►

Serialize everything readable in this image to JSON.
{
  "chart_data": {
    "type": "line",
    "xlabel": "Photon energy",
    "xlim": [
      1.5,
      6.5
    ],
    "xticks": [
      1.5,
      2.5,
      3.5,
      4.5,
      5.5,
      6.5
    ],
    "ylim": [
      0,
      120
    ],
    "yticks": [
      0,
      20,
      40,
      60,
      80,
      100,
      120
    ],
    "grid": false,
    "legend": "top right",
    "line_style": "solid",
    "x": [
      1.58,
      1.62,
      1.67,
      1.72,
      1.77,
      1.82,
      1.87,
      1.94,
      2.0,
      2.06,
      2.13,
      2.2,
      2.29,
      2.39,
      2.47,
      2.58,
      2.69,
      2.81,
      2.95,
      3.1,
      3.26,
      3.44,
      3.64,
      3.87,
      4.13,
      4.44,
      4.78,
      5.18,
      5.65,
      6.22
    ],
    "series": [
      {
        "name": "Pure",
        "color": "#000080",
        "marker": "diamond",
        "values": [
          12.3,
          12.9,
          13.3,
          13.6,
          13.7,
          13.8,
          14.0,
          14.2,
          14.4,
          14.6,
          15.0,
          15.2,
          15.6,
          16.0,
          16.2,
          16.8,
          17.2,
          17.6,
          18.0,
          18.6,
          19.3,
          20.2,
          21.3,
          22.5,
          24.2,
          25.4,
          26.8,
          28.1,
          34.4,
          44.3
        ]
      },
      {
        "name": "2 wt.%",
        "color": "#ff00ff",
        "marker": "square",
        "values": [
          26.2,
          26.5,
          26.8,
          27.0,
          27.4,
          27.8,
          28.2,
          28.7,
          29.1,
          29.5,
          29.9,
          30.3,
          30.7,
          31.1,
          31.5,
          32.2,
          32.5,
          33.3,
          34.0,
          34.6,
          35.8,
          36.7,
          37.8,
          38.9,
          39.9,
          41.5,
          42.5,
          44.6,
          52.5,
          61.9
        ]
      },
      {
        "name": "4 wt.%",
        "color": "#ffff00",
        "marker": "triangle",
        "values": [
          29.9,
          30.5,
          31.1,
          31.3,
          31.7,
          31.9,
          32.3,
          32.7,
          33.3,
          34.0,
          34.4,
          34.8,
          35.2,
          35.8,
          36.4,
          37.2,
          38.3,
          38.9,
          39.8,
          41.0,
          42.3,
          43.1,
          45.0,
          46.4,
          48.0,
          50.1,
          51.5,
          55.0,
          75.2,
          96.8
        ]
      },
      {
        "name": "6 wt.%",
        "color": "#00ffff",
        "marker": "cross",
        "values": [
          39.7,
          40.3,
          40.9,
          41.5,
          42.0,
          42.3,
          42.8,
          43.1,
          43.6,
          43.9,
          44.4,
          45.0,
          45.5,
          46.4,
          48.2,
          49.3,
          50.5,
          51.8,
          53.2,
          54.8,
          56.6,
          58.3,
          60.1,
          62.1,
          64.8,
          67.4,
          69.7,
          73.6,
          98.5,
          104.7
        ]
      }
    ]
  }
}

◄

◆ **Written task**:
Pick out every line of the listing containing the word "marker", and show those lines.

◆ **Result of the task**:
        "marker": "diamond",
        "marker": "square",
        "marker": "triangle",
        "marker": "cross",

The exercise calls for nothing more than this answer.